Stored items from a collection
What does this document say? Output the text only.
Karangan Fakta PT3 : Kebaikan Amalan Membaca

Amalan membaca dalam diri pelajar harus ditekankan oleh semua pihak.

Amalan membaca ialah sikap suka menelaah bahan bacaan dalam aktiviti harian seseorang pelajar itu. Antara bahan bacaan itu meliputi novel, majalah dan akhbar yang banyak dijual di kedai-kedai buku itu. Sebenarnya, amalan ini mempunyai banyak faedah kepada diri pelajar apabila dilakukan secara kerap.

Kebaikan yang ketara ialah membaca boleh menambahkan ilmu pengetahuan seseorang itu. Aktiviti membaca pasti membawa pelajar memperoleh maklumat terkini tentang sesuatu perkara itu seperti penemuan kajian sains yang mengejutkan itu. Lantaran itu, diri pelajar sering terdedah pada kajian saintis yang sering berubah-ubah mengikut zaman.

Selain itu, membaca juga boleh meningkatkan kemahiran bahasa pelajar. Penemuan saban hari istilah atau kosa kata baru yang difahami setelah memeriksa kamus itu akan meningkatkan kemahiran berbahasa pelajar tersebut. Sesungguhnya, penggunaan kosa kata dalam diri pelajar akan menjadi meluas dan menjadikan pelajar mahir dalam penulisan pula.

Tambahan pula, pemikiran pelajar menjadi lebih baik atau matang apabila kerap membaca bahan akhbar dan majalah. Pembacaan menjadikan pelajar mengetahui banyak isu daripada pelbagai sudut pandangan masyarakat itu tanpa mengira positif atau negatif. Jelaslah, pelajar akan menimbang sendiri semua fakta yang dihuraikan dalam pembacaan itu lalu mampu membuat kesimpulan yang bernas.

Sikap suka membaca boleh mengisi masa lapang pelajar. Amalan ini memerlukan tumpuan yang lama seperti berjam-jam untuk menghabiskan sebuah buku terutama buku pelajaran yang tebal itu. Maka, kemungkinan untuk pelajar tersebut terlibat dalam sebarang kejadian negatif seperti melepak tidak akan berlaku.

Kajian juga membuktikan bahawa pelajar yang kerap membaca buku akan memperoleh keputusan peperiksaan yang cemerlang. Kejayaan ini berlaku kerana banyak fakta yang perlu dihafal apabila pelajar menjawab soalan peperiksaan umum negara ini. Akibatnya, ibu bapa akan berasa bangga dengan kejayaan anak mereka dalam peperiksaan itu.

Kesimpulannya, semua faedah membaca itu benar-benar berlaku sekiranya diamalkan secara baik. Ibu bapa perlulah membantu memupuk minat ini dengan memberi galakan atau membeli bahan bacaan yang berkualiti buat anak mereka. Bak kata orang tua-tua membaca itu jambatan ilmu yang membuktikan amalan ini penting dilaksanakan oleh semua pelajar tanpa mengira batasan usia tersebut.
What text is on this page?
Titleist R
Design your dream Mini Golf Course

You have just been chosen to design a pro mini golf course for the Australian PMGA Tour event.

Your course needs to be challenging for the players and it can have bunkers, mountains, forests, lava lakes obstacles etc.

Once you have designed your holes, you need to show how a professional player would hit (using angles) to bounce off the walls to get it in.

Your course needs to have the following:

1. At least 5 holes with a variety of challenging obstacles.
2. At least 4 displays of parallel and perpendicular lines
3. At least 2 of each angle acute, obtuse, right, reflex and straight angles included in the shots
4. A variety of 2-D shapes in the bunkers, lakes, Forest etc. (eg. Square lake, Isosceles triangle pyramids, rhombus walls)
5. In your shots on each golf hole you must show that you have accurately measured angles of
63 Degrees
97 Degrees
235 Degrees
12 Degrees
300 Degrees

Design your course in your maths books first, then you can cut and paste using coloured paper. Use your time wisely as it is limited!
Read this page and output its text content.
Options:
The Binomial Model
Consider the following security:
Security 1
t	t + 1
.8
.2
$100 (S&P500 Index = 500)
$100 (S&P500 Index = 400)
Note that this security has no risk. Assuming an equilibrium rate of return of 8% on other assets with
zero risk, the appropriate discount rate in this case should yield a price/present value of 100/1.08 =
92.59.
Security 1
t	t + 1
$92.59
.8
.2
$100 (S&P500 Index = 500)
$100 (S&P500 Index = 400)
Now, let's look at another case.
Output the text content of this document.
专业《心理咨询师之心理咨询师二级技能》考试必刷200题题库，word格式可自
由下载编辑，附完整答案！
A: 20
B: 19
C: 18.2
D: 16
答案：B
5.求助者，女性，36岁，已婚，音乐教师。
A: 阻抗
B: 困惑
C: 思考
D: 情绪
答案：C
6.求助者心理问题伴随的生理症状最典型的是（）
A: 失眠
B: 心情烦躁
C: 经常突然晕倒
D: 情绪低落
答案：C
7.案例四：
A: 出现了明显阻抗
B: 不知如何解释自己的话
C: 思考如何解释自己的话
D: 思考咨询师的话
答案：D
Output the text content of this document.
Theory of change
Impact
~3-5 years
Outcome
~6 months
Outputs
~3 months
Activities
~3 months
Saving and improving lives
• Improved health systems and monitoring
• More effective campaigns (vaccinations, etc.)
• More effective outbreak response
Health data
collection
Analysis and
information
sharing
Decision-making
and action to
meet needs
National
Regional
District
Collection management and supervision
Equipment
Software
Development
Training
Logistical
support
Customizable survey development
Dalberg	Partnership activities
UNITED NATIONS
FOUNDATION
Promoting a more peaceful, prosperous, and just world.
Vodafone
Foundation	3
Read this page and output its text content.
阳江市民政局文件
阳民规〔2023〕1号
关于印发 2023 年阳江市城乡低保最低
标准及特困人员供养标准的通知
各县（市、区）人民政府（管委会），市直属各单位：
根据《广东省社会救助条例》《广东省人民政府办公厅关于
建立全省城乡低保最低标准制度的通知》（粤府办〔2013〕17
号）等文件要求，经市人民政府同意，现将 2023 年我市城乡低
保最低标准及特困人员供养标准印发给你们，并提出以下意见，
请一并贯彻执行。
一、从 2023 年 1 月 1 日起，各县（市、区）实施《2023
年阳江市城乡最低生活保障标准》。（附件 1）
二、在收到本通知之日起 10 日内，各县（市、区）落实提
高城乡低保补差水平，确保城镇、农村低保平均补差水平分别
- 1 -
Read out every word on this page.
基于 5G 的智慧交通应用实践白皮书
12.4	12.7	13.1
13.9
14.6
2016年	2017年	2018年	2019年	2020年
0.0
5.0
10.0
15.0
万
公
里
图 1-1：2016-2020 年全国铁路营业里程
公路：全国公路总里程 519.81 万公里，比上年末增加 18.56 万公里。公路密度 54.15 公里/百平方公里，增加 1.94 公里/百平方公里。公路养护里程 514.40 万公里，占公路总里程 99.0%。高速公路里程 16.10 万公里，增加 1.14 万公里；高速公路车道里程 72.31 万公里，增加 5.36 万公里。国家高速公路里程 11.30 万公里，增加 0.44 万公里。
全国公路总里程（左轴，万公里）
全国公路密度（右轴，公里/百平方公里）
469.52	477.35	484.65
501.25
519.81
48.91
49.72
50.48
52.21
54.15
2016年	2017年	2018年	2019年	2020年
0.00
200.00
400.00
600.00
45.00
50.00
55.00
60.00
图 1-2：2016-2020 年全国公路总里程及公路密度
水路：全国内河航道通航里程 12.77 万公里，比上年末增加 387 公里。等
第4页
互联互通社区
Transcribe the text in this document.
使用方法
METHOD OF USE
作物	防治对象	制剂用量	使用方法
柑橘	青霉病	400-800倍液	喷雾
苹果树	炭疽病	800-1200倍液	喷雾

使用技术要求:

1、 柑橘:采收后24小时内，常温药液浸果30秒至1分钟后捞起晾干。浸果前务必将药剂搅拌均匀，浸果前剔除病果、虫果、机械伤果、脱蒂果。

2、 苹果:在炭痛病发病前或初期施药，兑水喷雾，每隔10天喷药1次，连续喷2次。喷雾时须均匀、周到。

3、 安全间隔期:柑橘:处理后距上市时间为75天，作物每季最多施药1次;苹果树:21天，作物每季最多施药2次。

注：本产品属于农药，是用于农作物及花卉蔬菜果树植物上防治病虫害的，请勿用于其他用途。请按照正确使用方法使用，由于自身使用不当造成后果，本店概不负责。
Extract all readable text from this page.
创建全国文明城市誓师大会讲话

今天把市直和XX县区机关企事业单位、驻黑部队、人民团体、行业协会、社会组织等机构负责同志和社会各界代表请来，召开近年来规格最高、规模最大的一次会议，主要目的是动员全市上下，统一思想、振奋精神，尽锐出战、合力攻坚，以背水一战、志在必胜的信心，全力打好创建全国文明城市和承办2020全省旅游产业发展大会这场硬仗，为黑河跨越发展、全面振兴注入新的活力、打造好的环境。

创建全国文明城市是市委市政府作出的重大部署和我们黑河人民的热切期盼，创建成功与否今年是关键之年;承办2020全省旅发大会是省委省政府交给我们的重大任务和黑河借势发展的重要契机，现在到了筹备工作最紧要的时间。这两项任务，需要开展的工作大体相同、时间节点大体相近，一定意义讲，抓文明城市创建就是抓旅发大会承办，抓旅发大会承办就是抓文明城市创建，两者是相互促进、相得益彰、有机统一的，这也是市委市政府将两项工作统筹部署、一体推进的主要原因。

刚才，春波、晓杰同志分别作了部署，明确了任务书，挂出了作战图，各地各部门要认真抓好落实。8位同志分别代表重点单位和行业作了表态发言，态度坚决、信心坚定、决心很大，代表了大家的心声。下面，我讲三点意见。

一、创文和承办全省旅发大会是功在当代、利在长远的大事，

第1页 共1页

What you have to do =
Filter the listing above for the string "百平方公里" and copy every matching line.

Written solution =
公路：全国公路总里程 519.81 万公里，比上年末增加 18.56 万公里。公路密度 54.15 公里/百平方公里，增加 1.94 公里/百平方公里。公路养护里程 514.40 万公里，占公路总里程 99.0%。高速公路里程 16.10 万公里，增加 1.14 万公里；高速公路车道里程 72.31 万公里，增加 5.36 万公里。国家高速公路里程 11.30 万公里，增加 0.44 万公里。
全国公路密度（右轴，公里/百平方公里）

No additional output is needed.